→ DIRECTIONS FOR THIS TASK
Pull out every line with the word "JSON" from the entries below.

→ DATASET ROWS
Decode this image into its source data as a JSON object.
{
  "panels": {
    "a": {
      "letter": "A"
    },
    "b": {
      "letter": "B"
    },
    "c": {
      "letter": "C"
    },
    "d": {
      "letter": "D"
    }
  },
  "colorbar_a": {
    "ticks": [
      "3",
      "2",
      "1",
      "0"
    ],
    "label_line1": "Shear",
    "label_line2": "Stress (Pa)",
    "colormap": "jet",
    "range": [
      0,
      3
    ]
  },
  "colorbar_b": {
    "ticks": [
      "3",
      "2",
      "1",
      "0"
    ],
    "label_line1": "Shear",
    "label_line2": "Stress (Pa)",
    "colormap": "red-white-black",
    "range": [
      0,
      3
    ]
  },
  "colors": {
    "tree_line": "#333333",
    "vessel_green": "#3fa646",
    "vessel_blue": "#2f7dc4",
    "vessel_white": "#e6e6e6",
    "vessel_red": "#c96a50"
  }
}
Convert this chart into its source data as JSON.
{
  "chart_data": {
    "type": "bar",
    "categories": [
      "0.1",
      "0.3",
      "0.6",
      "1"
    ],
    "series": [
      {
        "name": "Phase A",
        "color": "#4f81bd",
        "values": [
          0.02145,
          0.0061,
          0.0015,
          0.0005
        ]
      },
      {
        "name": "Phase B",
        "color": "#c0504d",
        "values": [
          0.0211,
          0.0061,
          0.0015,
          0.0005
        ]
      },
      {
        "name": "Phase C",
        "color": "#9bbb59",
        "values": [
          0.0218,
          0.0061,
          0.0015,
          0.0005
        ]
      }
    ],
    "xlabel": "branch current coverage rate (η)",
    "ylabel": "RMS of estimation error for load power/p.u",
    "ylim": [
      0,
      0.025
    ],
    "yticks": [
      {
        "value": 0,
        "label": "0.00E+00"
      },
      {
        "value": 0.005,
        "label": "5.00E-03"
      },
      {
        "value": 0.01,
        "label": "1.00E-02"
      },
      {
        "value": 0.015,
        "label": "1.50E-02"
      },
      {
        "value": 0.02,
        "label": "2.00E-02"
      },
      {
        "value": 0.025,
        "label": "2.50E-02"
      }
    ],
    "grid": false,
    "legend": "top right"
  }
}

→ WRITTEN RESPONSE
Decode this image into its source data as a JSON object.
Convert this chart into its source data as JSON.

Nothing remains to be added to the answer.